_Instructions for the task_
Among the records below, find each line that includes the string "legend" and copy it.
↓↓↓
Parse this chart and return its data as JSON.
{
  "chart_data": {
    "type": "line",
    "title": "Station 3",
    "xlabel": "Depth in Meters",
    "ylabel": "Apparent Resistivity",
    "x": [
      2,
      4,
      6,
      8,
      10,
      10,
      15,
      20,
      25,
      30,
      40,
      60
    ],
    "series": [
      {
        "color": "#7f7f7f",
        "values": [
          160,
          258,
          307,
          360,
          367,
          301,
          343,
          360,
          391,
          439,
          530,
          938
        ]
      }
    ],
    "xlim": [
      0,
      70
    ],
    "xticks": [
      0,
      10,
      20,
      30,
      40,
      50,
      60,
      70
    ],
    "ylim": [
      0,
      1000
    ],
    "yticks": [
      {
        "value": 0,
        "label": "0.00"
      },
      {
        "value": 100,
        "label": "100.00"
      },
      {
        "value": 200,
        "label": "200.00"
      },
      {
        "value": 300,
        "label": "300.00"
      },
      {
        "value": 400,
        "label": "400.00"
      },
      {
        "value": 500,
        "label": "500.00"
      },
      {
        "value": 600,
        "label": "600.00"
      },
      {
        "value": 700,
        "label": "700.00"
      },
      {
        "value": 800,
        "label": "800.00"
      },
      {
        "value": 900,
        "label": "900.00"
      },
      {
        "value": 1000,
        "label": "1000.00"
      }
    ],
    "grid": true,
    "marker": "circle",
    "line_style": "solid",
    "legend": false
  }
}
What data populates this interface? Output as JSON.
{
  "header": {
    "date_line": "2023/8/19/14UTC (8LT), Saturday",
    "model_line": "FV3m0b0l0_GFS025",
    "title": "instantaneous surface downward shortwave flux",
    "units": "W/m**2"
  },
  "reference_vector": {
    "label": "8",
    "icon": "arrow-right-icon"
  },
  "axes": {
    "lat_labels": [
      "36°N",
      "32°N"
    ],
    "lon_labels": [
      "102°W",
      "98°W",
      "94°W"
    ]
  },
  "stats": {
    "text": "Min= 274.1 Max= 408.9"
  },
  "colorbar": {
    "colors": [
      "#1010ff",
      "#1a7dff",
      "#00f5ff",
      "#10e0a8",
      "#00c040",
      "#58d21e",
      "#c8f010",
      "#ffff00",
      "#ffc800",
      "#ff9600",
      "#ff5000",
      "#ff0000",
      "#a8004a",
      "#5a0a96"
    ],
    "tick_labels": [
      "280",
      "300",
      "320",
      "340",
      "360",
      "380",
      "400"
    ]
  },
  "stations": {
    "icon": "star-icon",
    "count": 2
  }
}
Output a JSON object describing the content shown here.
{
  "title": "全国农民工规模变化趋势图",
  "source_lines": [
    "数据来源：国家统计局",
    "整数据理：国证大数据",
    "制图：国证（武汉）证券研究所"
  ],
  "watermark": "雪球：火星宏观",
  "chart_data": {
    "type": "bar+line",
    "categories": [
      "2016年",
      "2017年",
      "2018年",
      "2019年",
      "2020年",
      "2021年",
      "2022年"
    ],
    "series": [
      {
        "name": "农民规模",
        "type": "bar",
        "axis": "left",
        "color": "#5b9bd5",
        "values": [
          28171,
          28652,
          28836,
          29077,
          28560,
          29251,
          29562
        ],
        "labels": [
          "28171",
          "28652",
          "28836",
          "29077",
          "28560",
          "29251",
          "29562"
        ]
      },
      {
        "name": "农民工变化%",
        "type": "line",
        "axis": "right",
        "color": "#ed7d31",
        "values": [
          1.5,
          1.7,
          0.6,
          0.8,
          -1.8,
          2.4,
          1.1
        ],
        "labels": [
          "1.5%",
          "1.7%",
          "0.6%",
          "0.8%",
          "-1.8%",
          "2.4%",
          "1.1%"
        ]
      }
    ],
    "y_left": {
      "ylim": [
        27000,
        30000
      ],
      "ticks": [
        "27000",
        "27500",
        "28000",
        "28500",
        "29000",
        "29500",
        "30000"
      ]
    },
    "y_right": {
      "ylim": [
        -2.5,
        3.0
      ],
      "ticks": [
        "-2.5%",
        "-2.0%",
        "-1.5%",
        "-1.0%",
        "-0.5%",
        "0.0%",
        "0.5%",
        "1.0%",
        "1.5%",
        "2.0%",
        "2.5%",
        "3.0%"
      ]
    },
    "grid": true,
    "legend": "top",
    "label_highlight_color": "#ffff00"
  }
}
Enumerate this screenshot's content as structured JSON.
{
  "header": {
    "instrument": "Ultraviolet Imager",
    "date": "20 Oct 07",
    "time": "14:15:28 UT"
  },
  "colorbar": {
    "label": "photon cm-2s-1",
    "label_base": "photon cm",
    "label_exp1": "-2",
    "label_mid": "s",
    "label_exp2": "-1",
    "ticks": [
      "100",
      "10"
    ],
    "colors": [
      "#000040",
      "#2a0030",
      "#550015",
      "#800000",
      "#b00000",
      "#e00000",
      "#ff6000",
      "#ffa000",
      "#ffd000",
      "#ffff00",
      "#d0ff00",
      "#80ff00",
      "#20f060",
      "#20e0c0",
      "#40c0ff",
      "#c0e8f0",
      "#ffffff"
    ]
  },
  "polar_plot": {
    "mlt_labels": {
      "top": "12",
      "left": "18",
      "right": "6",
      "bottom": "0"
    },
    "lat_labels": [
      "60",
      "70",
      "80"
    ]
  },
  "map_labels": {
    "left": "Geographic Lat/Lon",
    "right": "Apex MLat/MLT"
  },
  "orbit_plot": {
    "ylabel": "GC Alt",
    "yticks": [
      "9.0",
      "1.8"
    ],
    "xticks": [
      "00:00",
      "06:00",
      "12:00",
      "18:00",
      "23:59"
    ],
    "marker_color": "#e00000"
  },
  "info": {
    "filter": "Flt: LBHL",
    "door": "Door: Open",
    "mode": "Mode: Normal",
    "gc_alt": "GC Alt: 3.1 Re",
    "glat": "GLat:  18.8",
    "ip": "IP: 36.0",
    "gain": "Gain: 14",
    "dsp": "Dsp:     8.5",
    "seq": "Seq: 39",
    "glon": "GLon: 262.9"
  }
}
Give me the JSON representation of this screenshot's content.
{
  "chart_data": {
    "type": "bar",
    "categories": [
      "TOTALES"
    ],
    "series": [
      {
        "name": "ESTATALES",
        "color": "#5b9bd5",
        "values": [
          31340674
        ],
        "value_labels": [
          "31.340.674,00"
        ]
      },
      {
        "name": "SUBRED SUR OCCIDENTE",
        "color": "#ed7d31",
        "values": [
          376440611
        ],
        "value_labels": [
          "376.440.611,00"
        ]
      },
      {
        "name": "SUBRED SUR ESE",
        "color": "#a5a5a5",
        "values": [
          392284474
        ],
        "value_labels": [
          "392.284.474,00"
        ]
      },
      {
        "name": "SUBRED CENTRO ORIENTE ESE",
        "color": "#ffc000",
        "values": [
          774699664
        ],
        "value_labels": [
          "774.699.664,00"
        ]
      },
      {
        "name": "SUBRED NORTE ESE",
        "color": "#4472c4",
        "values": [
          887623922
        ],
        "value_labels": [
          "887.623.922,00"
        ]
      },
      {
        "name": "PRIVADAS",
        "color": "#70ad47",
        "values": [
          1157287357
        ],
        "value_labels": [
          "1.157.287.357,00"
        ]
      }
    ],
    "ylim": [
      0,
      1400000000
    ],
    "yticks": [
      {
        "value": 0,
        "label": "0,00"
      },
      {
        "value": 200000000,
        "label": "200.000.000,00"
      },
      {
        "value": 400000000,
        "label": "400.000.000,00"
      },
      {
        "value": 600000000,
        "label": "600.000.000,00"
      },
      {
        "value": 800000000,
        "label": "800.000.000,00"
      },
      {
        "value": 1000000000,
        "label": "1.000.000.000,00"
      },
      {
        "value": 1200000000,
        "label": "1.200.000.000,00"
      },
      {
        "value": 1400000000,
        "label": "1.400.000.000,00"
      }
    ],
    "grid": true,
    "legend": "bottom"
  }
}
↑↑↑
_Response to this exercise_
    "legend": false
    "legend": "top",
    "legend": "bottom"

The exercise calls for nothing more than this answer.